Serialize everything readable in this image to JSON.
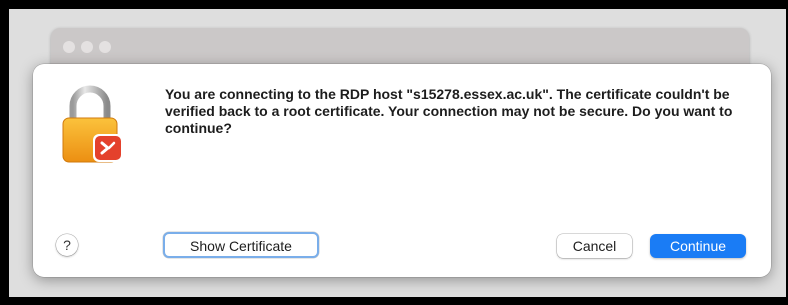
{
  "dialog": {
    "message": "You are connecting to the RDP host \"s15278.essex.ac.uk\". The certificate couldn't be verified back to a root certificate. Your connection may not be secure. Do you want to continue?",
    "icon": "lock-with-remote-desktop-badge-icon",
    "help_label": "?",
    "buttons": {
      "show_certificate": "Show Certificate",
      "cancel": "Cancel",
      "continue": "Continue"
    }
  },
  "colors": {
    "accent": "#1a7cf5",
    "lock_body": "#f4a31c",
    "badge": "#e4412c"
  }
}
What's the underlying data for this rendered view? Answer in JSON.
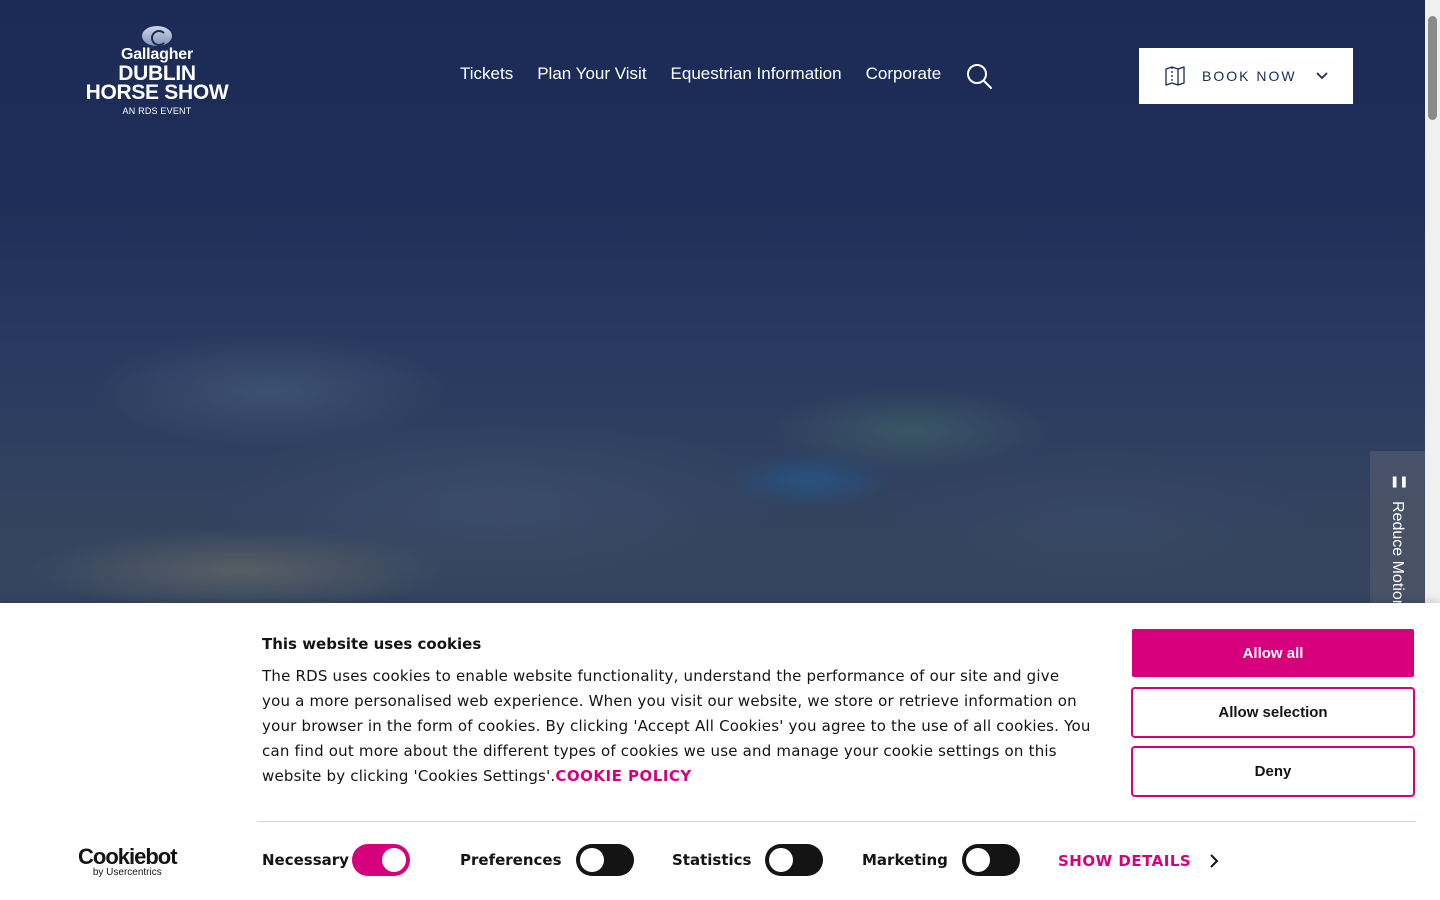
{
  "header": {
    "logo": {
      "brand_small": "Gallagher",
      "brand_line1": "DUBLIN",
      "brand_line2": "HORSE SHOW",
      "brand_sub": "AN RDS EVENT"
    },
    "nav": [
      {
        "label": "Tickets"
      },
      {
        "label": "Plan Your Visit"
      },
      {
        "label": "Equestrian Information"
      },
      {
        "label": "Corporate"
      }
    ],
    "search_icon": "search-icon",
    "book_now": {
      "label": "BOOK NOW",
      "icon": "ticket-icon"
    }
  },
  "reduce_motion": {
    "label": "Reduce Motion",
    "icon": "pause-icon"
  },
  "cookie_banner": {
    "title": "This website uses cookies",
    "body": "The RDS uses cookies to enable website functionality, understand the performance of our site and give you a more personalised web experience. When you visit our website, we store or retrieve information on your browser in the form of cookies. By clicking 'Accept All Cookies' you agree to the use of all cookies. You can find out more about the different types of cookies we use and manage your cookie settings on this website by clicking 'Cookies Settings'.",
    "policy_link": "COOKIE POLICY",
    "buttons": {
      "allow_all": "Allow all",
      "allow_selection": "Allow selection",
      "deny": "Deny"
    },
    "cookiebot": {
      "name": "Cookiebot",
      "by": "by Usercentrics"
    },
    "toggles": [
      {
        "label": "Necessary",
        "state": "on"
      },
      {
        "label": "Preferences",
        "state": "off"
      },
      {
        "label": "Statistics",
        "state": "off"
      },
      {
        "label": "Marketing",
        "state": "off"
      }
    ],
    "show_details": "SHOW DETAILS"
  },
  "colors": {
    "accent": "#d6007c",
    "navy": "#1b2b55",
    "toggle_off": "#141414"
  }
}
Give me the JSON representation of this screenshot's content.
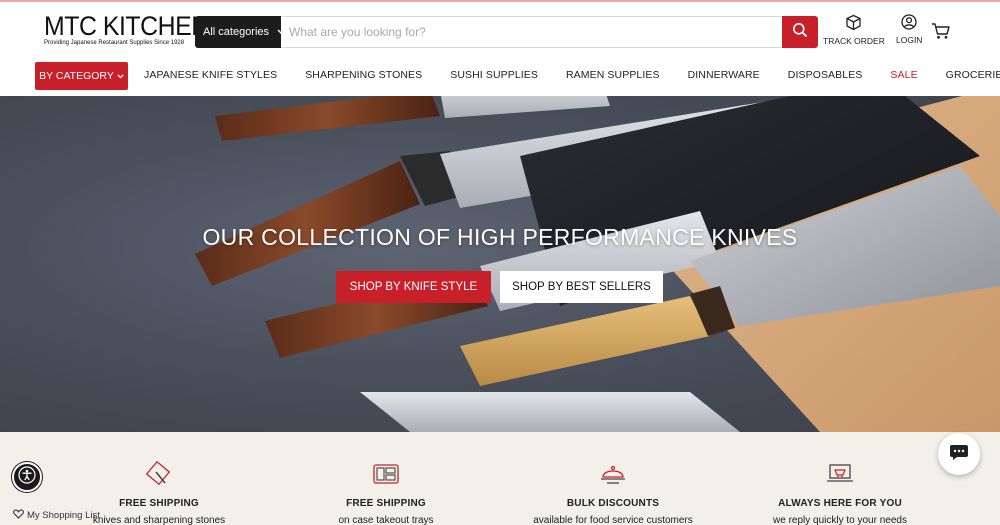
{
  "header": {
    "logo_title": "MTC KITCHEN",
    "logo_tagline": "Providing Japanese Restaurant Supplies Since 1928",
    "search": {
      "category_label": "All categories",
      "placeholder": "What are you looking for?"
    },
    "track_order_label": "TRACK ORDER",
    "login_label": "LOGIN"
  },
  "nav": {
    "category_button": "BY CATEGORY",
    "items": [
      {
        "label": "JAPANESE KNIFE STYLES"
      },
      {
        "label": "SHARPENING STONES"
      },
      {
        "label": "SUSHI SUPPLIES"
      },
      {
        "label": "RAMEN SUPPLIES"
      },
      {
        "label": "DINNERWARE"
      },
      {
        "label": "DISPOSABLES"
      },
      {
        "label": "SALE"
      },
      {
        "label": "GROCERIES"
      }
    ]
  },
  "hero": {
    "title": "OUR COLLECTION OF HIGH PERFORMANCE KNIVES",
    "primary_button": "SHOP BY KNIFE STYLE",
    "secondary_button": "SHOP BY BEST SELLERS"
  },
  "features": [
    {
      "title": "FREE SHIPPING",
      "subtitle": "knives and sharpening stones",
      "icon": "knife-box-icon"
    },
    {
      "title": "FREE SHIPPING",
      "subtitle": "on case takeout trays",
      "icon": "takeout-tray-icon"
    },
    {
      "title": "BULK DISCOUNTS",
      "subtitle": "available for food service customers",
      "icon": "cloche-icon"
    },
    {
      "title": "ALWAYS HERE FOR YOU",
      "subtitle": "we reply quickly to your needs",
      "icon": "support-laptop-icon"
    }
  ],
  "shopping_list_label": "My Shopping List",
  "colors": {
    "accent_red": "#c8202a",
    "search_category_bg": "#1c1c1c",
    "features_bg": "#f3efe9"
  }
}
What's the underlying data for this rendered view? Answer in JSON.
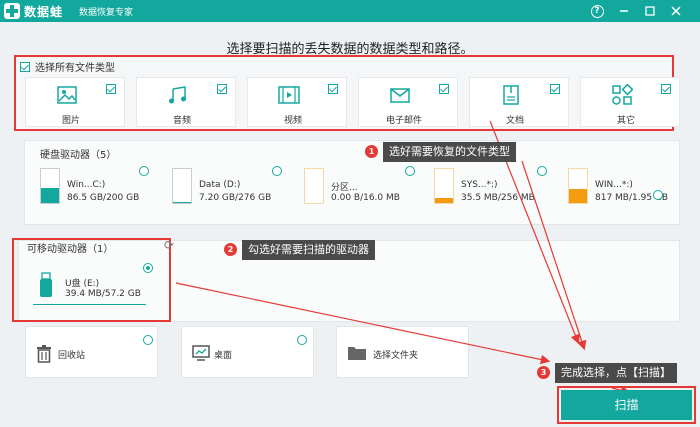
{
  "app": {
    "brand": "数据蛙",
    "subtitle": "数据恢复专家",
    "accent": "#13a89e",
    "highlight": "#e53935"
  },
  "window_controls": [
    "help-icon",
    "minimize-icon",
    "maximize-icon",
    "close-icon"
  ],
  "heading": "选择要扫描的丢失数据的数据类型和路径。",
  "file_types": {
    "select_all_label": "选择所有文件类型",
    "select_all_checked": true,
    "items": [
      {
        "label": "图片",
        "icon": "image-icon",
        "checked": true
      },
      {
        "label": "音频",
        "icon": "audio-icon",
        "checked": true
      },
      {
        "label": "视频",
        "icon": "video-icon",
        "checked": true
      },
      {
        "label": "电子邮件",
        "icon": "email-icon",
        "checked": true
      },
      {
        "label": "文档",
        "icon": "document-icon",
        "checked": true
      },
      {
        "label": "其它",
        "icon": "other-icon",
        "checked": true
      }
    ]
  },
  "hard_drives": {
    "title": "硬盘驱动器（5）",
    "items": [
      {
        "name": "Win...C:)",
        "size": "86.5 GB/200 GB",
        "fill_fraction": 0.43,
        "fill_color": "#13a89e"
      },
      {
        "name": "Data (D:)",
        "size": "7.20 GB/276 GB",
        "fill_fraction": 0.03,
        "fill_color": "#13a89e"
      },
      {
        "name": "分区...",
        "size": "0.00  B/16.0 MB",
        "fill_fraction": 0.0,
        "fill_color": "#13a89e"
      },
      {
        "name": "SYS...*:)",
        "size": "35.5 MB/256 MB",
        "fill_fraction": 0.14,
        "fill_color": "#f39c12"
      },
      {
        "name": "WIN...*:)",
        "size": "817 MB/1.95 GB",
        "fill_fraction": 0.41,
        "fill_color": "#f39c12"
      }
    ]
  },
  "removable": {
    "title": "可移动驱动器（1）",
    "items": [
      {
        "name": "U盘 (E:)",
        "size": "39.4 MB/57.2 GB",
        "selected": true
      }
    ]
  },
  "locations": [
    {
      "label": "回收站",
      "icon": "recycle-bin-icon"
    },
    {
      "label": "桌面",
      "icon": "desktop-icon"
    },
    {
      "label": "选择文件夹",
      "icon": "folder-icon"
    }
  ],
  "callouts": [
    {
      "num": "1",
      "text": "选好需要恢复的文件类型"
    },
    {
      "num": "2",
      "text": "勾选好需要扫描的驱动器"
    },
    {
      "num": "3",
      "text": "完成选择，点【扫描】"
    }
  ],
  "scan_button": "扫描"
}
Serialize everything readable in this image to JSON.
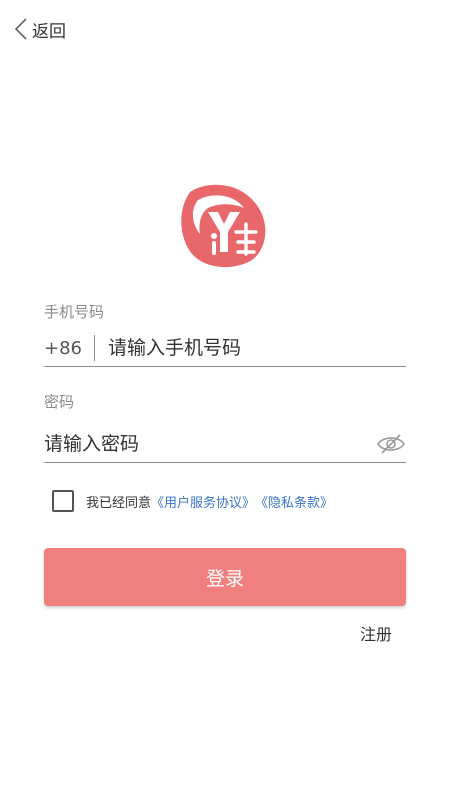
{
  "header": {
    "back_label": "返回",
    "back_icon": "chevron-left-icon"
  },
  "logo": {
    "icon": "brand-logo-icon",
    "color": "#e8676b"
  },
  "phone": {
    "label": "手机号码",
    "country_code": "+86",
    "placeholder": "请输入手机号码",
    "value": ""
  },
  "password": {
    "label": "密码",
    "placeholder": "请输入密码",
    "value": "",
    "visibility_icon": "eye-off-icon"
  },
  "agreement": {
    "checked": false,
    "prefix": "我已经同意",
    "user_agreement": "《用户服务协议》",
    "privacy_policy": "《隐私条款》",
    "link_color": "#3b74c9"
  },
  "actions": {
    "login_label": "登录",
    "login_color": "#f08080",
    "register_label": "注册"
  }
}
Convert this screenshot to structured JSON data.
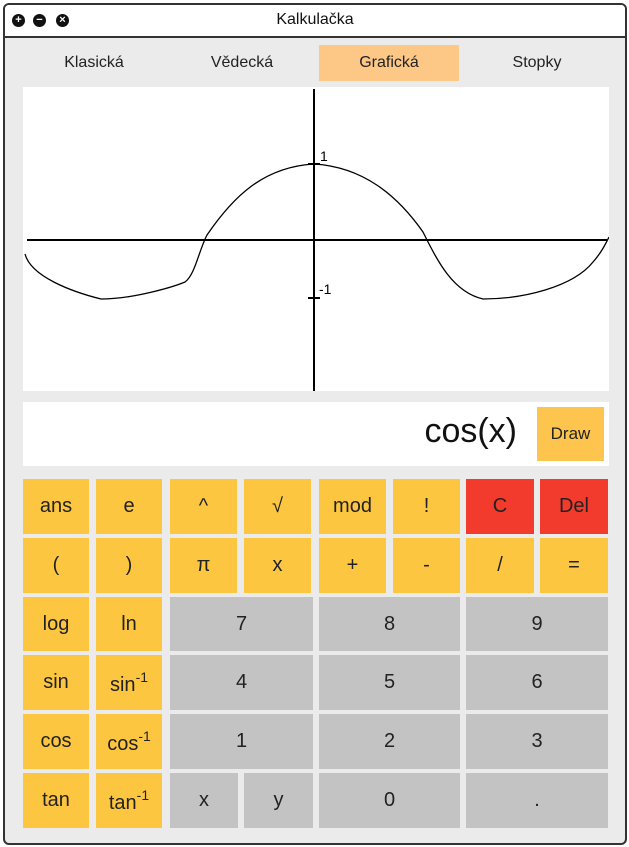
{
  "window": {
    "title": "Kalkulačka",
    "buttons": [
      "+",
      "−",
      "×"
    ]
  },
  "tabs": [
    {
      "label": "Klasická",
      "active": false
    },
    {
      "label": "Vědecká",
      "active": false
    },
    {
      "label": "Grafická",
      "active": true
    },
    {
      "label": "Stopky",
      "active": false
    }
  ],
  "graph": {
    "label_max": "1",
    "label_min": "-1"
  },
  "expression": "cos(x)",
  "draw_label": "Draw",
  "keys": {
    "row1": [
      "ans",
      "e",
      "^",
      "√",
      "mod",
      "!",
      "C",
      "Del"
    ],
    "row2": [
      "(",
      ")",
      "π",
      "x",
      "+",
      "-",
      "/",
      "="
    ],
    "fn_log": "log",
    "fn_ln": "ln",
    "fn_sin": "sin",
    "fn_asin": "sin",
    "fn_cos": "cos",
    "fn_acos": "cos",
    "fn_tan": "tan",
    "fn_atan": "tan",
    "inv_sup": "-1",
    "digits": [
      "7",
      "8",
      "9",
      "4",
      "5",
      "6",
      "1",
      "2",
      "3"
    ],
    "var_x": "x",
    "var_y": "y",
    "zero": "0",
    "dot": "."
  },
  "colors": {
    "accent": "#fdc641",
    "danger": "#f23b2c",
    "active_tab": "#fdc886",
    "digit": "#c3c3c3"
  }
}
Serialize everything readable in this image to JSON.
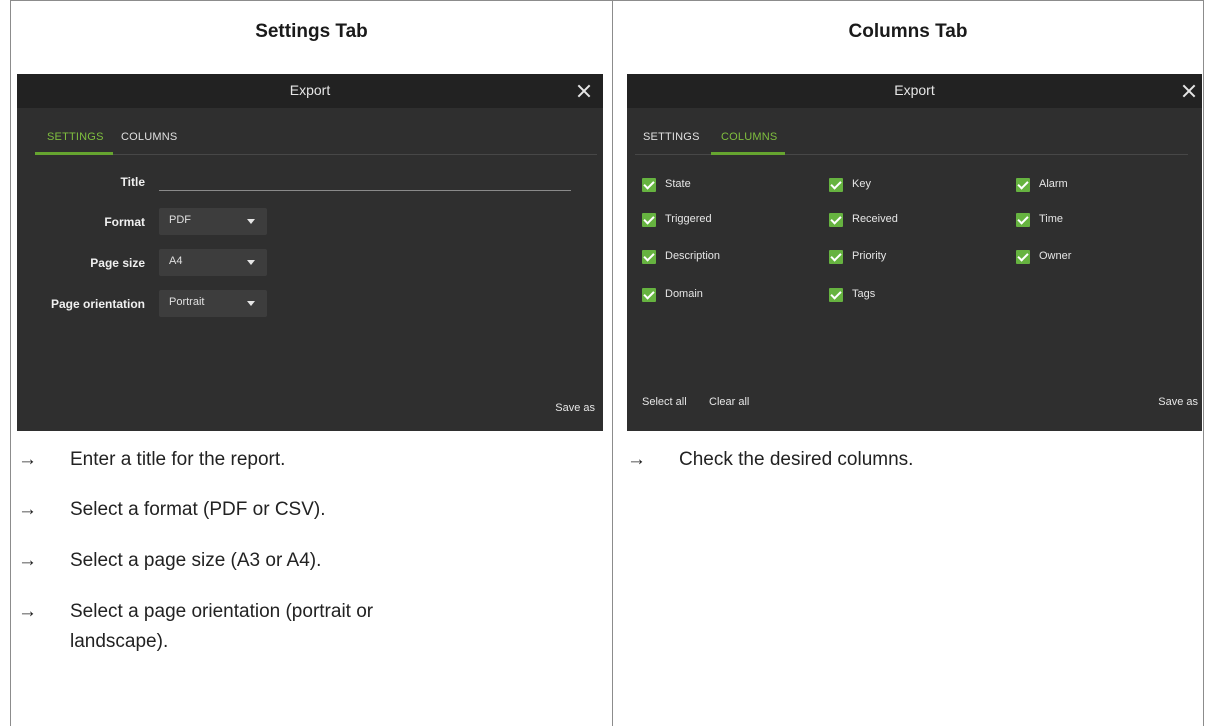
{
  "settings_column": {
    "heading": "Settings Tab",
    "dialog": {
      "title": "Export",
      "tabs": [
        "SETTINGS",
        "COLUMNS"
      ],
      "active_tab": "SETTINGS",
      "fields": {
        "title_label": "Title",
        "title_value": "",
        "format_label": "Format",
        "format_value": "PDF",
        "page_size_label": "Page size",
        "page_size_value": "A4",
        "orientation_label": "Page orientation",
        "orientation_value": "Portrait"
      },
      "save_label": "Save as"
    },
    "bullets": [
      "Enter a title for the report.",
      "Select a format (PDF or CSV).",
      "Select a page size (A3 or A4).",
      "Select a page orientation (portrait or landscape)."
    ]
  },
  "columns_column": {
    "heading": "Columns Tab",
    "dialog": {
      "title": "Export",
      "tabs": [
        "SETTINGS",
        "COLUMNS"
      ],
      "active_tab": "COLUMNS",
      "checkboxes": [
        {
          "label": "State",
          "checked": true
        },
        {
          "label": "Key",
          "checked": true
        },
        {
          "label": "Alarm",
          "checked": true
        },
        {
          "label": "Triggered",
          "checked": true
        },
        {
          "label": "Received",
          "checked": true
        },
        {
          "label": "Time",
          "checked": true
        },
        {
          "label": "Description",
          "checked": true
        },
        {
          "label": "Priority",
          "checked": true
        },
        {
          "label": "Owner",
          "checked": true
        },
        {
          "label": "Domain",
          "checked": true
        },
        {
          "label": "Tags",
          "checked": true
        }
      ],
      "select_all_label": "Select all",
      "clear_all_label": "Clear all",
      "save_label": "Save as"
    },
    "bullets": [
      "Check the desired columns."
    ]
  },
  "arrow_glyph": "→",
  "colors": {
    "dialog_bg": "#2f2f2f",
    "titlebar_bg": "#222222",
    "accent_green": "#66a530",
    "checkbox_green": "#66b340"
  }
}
+---+
* _Problem description_
From the data above, work out how many lines contain the string "continue" and reply with only the number.

* _Answer to this problem_
2